— WRITTEN PROBLEM —
Extract, from the records beneath this instruction, each line that contains the word "improper".

___ DATA TO PROCESS ___

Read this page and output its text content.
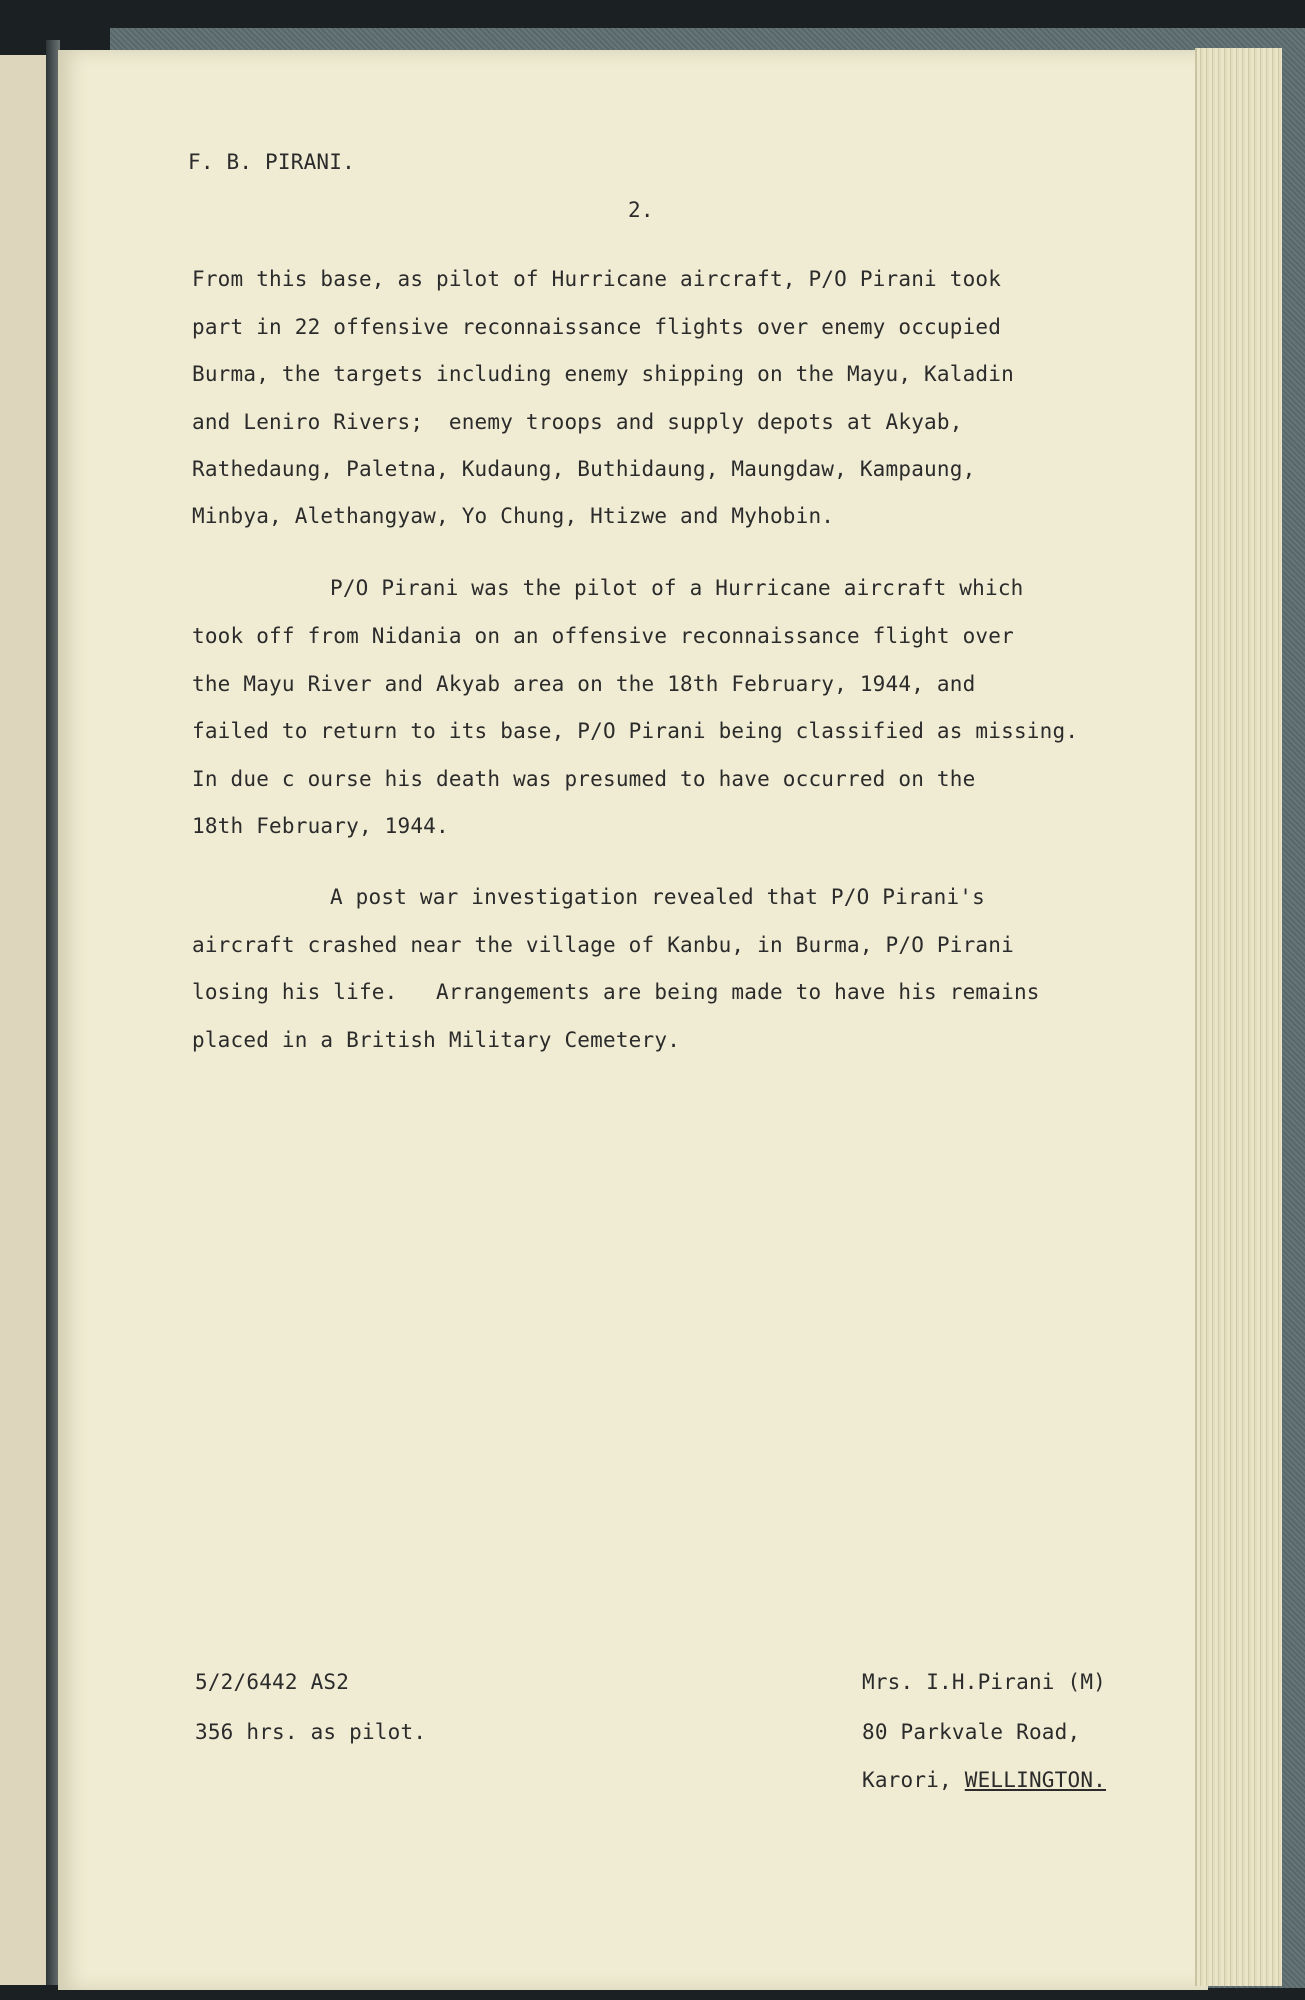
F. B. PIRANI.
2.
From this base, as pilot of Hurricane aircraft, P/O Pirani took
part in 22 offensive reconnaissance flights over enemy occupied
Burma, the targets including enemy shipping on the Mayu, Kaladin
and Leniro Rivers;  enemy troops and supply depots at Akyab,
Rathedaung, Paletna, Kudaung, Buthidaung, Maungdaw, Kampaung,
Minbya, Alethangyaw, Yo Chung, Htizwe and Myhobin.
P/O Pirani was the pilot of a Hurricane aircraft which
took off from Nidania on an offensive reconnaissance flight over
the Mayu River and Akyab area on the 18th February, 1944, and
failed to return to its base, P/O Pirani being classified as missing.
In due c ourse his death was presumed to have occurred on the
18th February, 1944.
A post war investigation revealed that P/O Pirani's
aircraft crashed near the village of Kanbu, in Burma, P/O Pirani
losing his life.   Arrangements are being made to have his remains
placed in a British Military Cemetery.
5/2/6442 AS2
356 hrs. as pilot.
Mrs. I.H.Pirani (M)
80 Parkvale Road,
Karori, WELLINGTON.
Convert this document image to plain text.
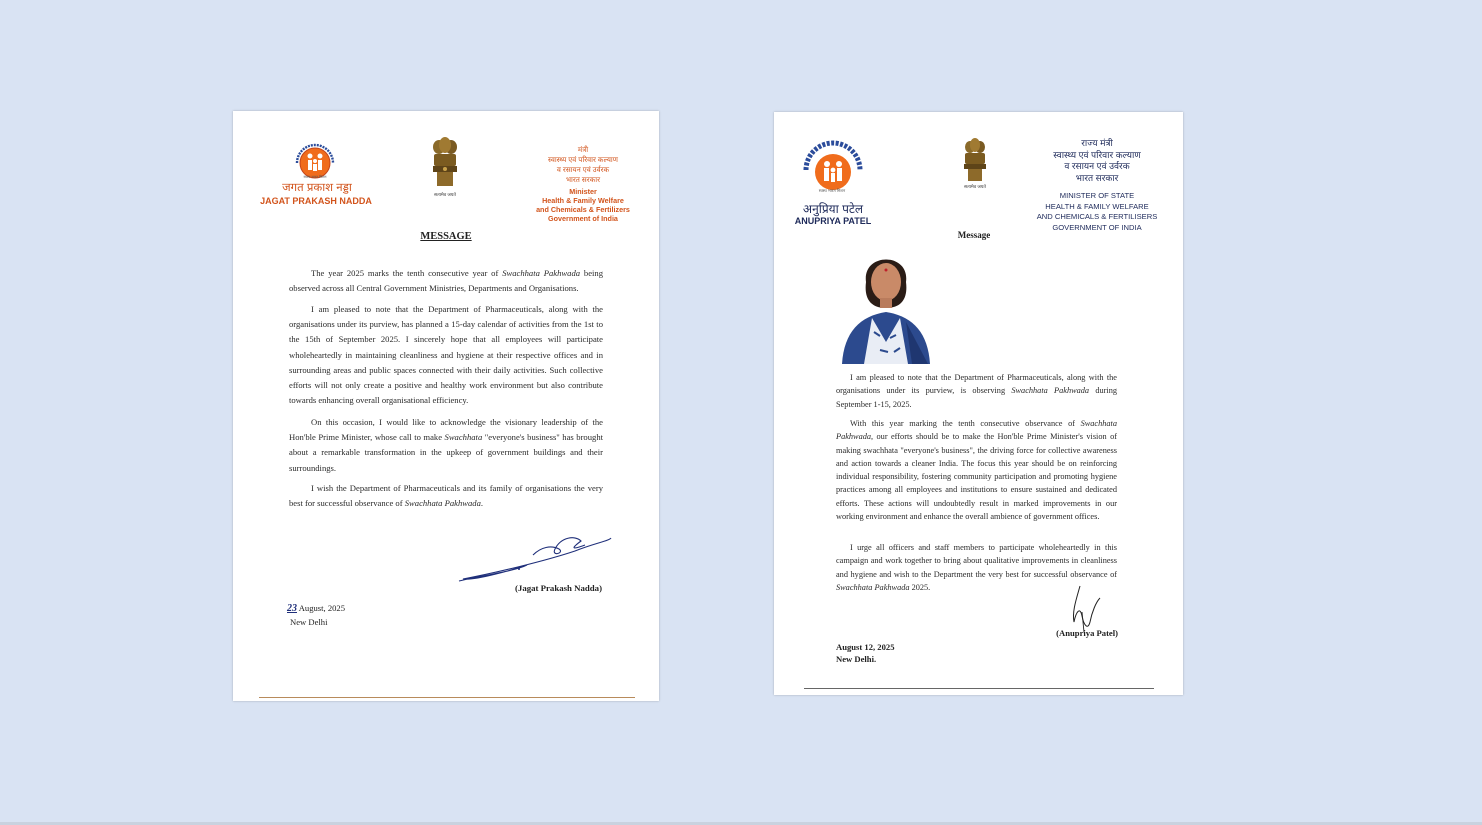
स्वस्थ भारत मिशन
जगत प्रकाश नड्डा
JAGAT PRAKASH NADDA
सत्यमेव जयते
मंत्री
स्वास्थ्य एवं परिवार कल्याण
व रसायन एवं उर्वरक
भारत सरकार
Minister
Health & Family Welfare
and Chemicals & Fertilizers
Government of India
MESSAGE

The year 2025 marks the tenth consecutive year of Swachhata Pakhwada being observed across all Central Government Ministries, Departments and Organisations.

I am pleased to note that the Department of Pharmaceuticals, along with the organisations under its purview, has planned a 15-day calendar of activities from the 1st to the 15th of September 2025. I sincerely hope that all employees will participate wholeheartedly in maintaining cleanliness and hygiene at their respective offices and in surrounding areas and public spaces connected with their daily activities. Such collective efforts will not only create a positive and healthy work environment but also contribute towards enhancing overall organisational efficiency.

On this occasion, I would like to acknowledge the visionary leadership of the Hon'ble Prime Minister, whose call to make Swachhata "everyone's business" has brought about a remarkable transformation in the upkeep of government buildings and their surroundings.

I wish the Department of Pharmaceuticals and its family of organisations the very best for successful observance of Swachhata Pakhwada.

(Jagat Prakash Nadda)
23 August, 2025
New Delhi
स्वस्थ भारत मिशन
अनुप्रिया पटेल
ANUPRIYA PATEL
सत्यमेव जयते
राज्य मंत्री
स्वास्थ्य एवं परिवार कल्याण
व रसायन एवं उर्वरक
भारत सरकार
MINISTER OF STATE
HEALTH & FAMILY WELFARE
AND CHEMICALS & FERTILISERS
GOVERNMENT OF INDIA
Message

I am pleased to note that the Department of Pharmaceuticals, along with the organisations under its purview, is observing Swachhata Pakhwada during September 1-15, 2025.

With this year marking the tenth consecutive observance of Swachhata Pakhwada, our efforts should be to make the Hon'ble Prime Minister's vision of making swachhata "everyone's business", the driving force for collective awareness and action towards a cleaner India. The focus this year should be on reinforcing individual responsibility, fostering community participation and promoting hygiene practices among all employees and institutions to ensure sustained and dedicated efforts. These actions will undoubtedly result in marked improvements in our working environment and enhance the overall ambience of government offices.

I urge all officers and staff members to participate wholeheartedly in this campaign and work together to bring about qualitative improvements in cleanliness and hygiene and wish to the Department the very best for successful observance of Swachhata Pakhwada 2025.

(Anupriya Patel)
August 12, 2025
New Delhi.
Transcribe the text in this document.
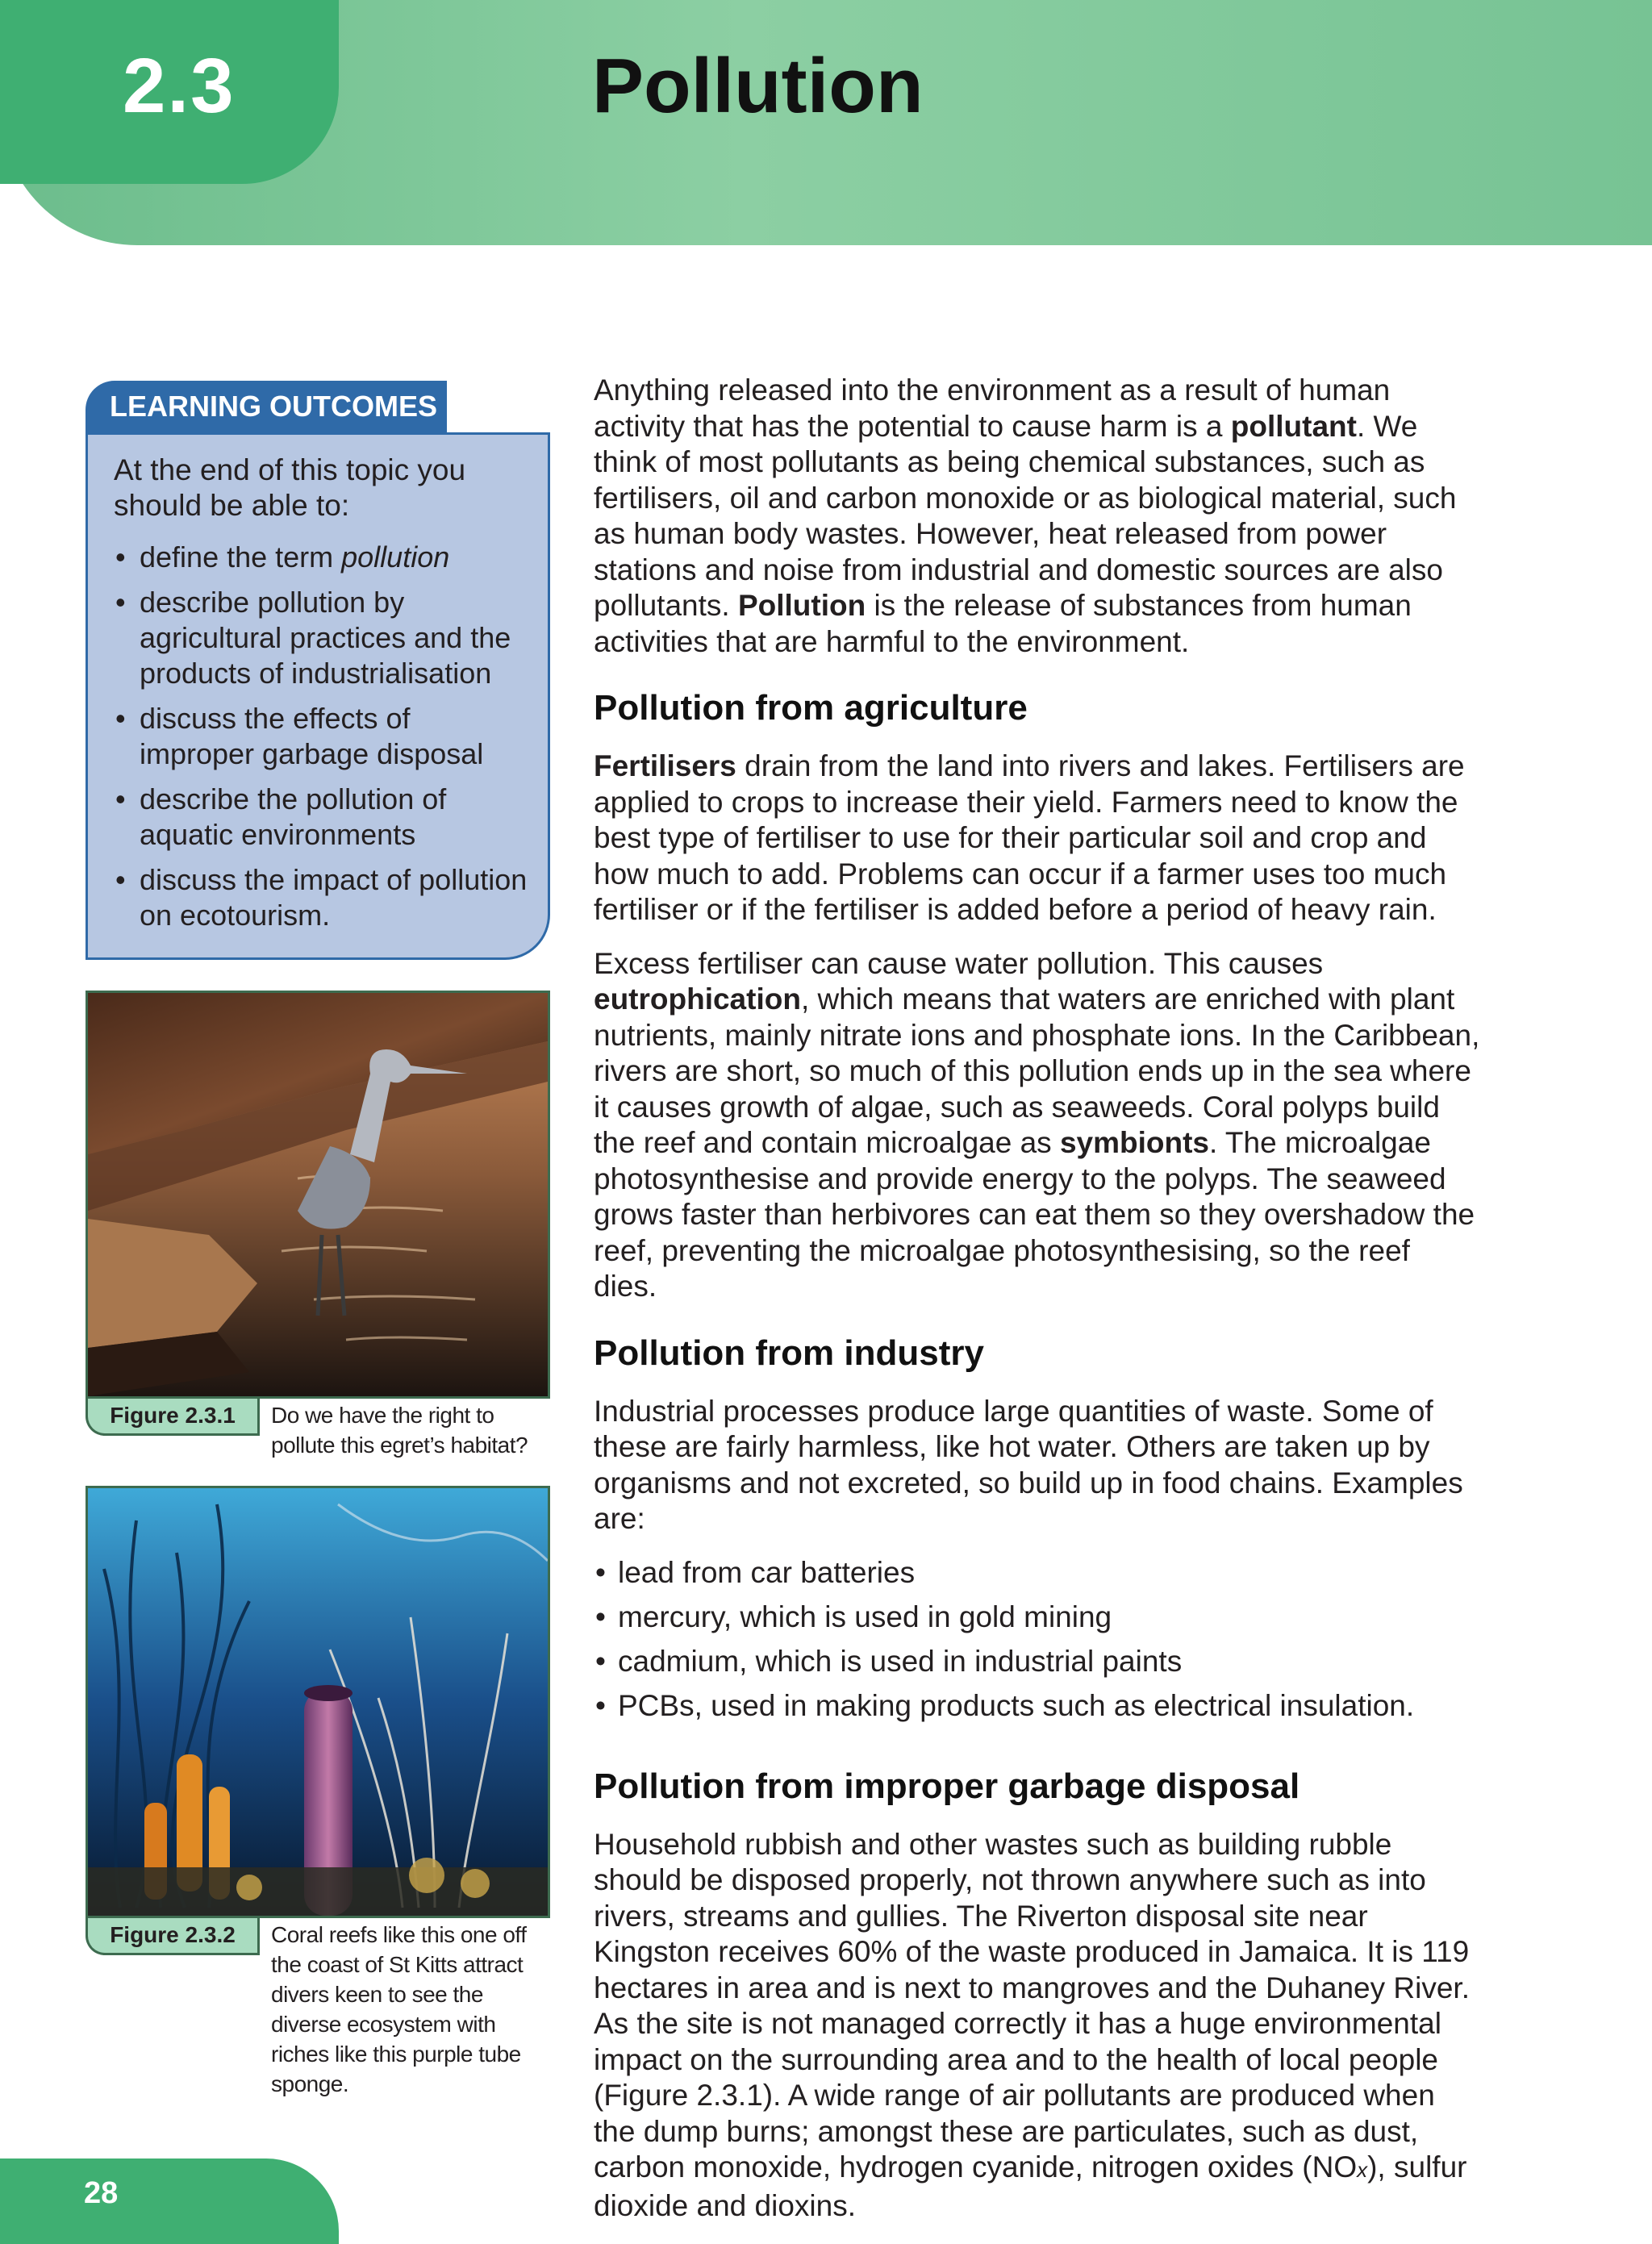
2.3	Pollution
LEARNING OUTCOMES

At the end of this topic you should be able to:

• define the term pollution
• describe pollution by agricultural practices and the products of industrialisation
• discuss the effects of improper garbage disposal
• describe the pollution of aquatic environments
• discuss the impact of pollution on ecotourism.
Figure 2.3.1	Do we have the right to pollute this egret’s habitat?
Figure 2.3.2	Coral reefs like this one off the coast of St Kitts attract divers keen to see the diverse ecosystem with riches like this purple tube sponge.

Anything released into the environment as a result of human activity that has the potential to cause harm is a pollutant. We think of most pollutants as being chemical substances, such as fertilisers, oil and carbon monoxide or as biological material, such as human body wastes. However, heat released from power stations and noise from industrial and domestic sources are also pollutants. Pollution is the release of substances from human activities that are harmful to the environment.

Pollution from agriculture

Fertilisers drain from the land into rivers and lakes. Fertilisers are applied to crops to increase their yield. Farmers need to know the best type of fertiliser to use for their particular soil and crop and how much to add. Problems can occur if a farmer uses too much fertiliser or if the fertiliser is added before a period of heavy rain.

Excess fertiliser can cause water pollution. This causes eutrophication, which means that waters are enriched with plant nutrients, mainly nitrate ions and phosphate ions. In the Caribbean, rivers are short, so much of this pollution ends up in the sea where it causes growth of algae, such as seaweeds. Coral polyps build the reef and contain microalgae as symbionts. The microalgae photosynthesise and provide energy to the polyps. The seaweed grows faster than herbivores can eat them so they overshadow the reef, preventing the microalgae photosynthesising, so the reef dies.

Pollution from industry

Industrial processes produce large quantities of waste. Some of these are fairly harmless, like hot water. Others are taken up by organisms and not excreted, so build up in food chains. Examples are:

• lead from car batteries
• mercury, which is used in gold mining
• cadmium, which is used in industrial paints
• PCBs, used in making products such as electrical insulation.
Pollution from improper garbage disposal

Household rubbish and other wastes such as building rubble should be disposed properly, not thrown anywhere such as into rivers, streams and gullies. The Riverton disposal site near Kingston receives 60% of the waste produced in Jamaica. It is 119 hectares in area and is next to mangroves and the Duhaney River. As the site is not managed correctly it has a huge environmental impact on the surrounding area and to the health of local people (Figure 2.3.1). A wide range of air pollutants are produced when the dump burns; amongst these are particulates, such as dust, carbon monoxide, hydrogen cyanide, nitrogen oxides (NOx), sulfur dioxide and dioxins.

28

___

— SOLVED EXERCISE —
• discuss the effects of improper garbage disposal
Pollution from improper garbage disposal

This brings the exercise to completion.